## Records provided
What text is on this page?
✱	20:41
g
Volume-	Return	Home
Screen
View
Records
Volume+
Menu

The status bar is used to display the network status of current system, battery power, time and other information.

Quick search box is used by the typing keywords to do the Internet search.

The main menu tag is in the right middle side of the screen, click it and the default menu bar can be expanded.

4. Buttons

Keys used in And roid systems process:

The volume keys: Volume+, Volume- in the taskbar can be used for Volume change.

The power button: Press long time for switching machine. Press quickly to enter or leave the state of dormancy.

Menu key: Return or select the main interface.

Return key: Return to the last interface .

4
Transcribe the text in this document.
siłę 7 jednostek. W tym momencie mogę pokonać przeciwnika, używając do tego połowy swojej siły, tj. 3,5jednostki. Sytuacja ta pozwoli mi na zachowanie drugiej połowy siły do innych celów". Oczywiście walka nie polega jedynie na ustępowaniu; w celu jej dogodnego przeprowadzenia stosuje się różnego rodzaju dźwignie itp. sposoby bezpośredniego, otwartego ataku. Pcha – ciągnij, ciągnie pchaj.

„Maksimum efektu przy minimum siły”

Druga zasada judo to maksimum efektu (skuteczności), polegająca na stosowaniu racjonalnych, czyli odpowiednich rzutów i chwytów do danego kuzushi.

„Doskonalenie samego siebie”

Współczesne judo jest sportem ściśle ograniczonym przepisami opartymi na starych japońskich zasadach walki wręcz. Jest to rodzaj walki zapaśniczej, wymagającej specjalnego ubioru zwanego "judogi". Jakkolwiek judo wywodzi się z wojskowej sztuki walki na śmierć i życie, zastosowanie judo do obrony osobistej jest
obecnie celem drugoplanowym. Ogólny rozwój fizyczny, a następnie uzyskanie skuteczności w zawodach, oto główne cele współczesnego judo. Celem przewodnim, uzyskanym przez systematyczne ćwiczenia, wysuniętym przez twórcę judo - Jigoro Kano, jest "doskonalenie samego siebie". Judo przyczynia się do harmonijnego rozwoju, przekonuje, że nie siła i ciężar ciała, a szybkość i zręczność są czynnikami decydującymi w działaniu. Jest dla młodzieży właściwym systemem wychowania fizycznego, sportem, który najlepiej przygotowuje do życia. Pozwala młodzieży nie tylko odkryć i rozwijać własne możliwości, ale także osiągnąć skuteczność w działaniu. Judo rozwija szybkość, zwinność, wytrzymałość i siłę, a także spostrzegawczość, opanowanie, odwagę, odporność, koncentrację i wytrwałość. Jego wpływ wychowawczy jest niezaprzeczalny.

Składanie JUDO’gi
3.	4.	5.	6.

## Aim of the exercise
Please list every line of the records that contains "power".

## Response below
The status bar is used to display the network status of current system, battery power, time and other information.
The power button: Press long time for switching machine. Press quickly to enter or leave the state of dormancy.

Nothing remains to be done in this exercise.